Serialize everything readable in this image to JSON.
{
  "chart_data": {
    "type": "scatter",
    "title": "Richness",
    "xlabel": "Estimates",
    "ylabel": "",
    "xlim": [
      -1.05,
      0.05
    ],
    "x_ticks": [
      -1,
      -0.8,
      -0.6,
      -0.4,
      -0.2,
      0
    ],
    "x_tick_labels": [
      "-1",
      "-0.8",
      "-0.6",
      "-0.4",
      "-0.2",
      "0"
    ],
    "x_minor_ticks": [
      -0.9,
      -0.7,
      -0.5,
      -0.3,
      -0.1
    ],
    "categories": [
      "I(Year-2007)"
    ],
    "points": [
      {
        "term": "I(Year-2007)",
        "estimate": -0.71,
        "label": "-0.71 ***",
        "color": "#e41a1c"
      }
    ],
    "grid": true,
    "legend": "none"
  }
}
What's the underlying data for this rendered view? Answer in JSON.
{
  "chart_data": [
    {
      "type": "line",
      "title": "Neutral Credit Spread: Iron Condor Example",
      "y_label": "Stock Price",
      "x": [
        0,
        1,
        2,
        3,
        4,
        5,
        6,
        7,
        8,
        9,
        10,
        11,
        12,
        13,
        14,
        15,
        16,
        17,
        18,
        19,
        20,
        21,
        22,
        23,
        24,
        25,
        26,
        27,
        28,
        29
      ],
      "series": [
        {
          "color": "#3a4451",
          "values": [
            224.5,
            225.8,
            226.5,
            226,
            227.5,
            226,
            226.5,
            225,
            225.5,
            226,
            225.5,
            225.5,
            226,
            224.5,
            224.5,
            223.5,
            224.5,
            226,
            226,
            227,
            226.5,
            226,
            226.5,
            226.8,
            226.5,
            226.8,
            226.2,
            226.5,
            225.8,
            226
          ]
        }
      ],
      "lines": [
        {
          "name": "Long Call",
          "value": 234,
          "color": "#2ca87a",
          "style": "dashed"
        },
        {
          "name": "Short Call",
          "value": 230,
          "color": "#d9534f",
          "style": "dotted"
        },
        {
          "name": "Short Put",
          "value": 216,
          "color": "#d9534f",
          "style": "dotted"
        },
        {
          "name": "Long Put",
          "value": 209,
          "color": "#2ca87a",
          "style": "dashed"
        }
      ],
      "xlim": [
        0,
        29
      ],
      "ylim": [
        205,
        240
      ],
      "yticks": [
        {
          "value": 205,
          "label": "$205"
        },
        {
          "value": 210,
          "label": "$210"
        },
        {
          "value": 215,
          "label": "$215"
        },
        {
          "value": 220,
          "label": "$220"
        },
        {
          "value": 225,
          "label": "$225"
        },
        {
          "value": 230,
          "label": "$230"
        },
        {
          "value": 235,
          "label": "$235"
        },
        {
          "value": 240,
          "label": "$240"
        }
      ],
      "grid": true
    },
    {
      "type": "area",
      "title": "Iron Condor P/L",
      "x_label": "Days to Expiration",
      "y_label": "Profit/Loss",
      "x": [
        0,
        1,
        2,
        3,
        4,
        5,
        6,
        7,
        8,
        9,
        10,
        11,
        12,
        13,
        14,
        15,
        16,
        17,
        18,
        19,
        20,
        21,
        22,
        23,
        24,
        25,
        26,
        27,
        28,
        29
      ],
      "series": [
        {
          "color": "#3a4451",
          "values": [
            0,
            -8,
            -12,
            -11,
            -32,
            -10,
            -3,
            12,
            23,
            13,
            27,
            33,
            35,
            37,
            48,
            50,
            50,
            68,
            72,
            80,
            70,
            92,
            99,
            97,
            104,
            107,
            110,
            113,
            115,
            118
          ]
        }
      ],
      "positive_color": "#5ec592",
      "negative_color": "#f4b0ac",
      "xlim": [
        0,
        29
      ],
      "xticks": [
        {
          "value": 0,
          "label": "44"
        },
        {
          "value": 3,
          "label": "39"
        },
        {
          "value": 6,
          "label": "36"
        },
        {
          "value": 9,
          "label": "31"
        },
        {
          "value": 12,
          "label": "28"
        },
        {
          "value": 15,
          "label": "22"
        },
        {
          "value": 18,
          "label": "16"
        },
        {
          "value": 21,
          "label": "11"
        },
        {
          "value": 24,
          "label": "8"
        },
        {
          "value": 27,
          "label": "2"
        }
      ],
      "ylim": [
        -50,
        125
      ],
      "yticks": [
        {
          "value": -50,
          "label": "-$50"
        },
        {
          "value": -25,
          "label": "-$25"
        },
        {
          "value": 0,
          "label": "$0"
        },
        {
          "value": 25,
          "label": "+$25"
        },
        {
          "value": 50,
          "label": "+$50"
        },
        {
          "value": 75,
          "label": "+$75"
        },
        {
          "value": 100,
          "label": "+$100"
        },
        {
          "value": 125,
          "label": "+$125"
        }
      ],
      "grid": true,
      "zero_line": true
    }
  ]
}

◆ Exercise details ◆
Make an exact copy of the records.

◆ Exercise result ◆
Serialize everything readable in this image to JSON.
{
  "chart_data": {
    "type": "scatter",
    "title": "Richness",
    "xlabel": "Estimates",
    "ylabel": "",
    "xlim": [
      -1.05,
      0.05
    ],
    "x_ticks": [
      -1,
      -0.8,
      -0.6,
      -0.4,
      -0.2,
      0
    ],
    "x_tick_labels": [
      "-1",
      "-0.8",
      "-0.6",
      "-0.4",
      "-0.2",
      "0"
    ],
    "x_minor_ticks": [
      -0.9,
      -0.7,
      -0.5,
      -0.3,
      -0.1
    ],
    "categories": [
      "I(Year-2007)"
    ],
    "points": [
      {
        "term": "I(Year-2007)",
        "estimate": -0.71,
        "label": "-0.71 ***",
        "color": "#e41a1c"
      }
    ],
    "grid": true,
    "legend": "none"
  }
}
What's the underlying data for this rendered view? Answer in JSON.
{
  "chart_data": [
    {
      "type": "line",
      "title": "Neutral Credit Spread: Iron Condor Example",
      "y_label": "Stock Price",
      "x": [
        0,
        1,
        2,
        3,
        4,
        5,
        6,
        7,
        8,
        9,
        10,
        11,
        12,
        13,
        14,
        15,
        16,
        17,
        18,
        19,
        20,
        21,
        22,
        23,
        24,
        25,
        26,
        27,
        28,
        29
      ],
      "series": [
        {
          "color": "#3a4451",
          "values": [
            224.5,
            225.8,
            226.5,
            226,
            227.5,
            226,
            226.5,
            225,
            225.5,
            226,
            225.5,
            225.5,
            226,
            224.5,
            224.5,
            223.5,
            224.5,
            226,
            226,
            227,
            226.5,
            226,
            226.5,
            226.8,
            226.5,
            226.8,
            226.2,
            226.5,
            225.8,
            226
          ]
        }
      ],
      "lines": [
        {
          "name": "Long Call",
          "value": 234,
          "color": "#2ca87a",
          "style": "dashed"
        },
        {
          "name": "Short Call",
          "value": 230,
          "color": "#d9534f",
          "style": "dotted"
        },
        {
          "name": "Short Put",
          "value": 216,
          "color": "#d9534f",
          "style": "dotted"
        },
        {
          "name": "Long Put",
          "value": 209,
          "color": "#2ca87a",
          "style": "dashed"
        }
      ],
      "xlim": [
        0,
        29
      ],
      "ylim": [
        205,
        240
      ],
      "yticks": [
        {
          "value": 205,
          "label": "$205"
        },
        {
          "value": 210,
          "label": "$210"
        },
        {
          "value": 215,
          "label": "$215"
        },
        {
          "value": 220,
          "label": "$220"
        },
        {
          "value": 225,
          "label": "$225"
        },
        {
          "value": 230,
          "label": "$230"
        },
        {
          "value": 235,
          "label": "$235"
        },
        {
          "value": 240,
          "label": "$240"
        }
      ],
      "grid": true
    },
    {
      "type": "area",
      "title": "Iron Condor P/L",
      "x_label": "Days to Expiration",
      "y_label": "Profit/Loss",
      "x": [
        0,
        1,
        2,
        3,
        4,
        5,
        6,
        7,
        8,
        9,
        10,
        11,
        12,
        13,
        14,
        15,
        16,
        17,
        18,
        19,
        20,
        21,
        22,
        23,
        24,
        25,
        26,
        27,
        28,
        29
      ],
      "series": [
        {
          "color": "#3a4451",
          "values": [
            0,
            -8,
            -12,
            -11,
            -32,
            -10,
            -3,
            12,
            23,
            13,
            27,
            33,
            35,
            37,
            48,
            50,
            50,
            68,
            72,
            80,
            70,
            92,
            99,
            97,
            104,
            107,
            110,
            113,
            115,
            118
          ]
        }
      ],
      "positive_color": "#5ec592",
      "negative_color": "#f4b0ac",
      "xlim": [
        0,
        29
      ],
      "xticks": [
        {
          "value": 0,
          "label": "44"
        },
        {
          "value": 3,
          "label": "39"
        },
        {
          "value": 6,
          "label": "36"
        },
        {
          "value": 9,
          "label": "31"
        },
        {
          "value": 12,
          "label": "28"
        },
        {
          "value": 15,
          "label": "22"
        },
        {
          "value": 18,
          "label": "16"
        },
        {
          "value": 21,
          "label": "11"
        },
        {
          "value": 24,
          "label": "8"
        },
        {
          "value": 27,
          "label": "2"
        }
      ],
      "ylim": [
        -50,
        125
      ],
      "yticks": [
        {
          "value": -50,
          "label": "-$50"
        },
        {
          "value": -25,
          "label": "-$25"
        },
        {
          "value": 0,
          "label": "$0"
        },
        {
          "value": 25,
          "label": "+$25"
        },
        {
          "value": 50,
          "label": "+$50"
        },
        {
          "value": 75,
          "label": "+$75"
        },
        {
          "value": 100,
          "label": "+$100"
        },
        {
          "value": 125,
          "label": "+$125"
        }
      ],
      "grid": true,
      "zero_line": true
    }
  ]
}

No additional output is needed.